[Data records]
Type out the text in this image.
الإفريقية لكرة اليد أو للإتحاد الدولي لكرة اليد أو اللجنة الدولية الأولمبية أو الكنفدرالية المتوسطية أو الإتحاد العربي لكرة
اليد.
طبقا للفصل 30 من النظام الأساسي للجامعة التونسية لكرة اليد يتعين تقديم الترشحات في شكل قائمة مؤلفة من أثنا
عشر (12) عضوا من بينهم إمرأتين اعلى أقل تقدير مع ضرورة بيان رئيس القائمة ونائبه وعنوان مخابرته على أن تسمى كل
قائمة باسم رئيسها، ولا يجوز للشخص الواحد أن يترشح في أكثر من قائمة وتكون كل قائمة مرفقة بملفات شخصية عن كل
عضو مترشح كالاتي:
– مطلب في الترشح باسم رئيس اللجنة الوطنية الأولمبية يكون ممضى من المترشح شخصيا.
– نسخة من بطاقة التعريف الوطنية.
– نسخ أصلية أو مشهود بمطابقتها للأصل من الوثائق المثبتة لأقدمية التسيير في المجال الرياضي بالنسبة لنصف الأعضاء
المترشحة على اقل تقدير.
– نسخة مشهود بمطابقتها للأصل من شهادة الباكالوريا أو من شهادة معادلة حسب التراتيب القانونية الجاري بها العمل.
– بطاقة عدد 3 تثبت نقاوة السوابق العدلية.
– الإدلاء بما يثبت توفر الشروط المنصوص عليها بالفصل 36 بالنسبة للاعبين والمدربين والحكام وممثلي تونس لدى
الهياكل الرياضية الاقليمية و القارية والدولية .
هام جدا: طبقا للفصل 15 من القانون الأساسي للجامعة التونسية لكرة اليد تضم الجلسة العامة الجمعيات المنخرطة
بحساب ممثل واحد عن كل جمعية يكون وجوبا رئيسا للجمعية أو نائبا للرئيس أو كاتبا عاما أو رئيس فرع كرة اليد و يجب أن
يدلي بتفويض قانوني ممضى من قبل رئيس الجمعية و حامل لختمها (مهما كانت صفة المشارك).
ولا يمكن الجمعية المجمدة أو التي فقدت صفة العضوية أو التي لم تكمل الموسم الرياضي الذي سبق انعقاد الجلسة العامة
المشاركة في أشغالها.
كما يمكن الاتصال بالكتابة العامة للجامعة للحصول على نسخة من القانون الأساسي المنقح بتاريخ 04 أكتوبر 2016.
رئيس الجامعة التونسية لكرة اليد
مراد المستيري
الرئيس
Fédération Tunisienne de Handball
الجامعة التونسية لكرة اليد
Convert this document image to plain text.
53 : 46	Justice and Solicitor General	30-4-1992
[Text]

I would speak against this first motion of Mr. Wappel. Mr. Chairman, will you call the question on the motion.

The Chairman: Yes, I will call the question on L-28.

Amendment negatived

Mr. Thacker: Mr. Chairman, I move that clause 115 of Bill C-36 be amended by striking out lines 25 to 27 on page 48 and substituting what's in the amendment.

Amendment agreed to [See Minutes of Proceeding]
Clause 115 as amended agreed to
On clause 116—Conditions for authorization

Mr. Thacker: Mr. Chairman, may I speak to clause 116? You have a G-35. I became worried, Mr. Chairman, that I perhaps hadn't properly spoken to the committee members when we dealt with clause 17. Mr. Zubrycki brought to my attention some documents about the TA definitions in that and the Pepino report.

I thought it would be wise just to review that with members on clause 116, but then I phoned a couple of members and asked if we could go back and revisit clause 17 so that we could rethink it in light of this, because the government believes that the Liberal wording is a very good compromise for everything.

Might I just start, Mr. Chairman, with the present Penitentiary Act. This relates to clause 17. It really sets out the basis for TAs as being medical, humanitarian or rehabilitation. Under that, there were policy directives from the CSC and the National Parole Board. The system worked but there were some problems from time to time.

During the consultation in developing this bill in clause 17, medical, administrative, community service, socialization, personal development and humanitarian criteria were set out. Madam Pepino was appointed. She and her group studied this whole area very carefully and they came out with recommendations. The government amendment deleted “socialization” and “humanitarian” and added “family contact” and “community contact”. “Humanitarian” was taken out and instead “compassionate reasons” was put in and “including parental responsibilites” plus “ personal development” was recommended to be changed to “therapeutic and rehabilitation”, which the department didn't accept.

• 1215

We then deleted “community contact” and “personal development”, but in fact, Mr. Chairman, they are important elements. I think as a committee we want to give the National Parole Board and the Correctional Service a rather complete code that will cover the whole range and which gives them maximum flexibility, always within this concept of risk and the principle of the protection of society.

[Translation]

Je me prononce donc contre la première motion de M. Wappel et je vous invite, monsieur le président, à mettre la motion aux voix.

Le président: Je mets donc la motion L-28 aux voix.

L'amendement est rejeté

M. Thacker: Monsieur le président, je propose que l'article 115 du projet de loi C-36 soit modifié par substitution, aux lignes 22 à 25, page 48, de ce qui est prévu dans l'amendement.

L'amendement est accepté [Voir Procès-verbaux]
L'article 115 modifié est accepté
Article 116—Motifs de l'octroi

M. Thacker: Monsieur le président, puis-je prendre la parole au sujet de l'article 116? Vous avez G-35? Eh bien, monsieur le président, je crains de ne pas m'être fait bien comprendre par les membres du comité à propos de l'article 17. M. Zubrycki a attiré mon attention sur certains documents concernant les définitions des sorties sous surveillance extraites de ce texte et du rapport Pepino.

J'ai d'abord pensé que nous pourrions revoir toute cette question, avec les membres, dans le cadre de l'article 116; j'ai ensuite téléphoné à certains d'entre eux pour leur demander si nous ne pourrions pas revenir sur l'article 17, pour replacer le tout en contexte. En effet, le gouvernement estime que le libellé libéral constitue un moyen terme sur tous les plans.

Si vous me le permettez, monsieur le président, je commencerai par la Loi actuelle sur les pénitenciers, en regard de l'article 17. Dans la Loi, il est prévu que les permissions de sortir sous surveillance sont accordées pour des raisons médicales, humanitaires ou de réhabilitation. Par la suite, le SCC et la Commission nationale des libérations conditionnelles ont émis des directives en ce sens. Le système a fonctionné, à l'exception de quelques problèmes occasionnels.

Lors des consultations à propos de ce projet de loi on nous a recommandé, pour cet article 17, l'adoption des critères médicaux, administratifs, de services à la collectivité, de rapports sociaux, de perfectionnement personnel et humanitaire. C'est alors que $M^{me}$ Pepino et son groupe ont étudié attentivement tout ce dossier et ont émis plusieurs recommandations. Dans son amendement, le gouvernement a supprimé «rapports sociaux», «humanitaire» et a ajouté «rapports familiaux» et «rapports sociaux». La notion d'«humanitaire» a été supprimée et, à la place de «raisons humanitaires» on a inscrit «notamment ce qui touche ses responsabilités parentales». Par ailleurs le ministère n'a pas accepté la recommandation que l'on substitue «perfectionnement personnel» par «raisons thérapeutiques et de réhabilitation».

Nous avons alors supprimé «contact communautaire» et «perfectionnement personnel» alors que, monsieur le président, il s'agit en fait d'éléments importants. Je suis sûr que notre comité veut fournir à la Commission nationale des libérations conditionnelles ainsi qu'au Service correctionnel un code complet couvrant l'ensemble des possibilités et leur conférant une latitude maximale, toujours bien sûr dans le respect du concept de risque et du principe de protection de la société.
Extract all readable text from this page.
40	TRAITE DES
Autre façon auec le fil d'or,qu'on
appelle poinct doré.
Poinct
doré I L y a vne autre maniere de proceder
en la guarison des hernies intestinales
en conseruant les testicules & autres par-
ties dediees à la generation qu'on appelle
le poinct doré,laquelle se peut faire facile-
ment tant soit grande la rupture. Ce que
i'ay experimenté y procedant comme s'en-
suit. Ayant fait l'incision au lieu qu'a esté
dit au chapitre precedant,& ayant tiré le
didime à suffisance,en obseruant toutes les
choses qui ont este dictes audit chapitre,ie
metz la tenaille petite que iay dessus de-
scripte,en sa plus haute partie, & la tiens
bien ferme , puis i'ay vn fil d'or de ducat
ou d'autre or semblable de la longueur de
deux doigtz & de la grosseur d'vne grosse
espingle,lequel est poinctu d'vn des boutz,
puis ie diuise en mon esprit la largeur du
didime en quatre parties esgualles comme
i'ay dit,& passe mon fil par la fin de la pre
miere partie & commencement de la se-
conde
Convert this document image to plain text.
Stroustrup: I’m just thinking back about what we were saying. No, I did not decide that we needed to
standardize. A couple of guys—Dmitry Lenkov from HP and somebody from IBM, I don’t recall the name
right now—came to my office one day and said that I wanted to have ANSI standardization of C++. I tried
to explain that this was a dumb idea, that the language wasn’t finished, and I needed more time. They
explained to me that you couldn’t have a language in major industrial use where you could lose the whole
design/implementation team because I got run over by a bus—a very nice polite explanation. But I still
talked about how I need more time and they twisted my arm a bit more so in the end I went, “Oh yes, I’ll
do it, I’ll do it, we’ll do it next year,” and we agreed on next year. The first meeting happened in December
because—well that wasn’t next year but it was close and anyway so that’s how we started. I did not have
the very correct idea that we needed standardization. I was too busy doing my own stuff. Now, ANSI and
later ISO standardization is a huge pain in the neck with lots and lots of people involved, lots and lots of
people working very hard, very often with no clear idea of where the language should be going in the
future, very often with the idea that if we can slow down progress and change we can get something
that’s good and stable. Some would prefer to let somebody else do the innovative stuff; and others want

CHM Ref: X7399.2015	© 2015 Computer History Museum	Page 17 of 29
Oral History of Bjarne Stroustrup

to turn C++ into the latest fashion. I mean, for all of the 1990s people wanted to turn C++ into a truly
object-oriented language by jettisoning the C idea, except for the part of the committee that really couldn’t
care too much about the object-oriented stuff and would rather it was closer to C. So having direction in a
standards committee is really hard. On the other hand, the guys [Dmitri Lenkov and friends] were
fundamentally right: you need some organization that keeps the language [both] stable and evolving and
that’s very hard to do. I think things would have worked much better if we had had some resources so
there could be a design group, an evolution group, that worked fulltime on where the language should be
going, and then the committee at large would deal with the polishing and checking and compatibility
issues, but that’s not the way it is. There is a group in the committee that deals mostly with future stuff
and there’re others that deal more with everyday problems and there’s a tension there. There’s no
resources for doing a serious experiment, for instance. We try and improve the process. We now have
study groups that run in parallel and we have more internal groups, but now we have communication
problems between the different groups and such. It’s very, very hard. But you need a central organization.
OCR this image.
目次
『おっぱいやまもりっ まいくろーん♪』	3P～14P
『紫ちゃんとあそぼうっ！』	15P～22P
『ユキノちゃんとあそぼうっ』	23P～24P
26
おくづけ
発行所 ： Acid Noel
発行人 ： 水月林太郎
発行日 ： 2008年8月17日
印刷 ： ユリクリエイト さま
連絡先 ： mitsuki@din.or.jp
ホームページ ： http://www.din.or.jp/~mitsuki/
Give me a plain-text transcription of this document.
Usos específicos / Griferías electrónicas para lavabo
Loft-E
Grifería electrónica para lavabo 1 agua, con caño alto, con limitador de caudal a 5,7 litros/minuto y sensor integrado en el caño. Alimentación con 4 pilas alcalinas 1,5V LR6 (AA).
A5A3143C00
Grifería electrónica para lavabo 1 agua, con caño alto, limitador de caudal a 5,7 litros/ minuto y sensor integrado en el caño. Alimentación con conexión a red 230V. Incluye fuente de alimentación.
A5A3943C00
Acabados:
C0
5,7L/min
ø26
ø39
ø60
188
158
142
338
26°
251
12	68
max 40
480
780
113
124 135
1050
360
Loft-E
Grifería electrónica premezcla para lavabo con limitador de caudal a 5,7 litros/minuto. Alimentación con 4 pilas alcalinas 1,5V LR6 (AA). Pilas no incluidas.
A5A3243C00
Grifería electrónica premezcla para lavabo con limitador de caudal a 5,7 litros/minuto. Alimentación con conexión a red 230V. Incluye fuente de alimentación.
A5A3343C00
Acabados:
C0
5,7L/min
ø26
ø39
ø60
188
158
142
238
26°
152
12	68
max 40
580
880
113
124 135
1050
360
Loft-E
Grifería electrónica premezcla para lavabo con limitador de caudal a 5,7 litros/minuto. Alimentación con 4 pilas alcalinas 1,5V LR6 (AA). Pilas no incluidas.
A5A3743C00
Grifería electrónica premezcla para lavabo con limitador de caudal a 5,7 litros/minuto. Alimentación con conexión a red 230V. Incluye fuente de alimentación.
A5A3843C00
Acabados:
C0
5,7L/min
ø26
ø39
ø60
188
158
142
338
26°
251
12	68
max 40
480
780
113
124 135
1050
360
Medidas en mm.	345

Stated exercise → Extract every line containing the string "للفصل" from the data above.

Written response →
طبقا للفصل 30 من النظام الأساسي للجامعة التونسية لكرة اليد يتعين تقديم الترشحات في شكل قائمة مؤلفة من أثنا
هام جدا: طبقا للفصل 15 من القانون الأساسي للجامعة التونسية لكرة اليد تضم الجلسة العامة الجمعيات المنخرطة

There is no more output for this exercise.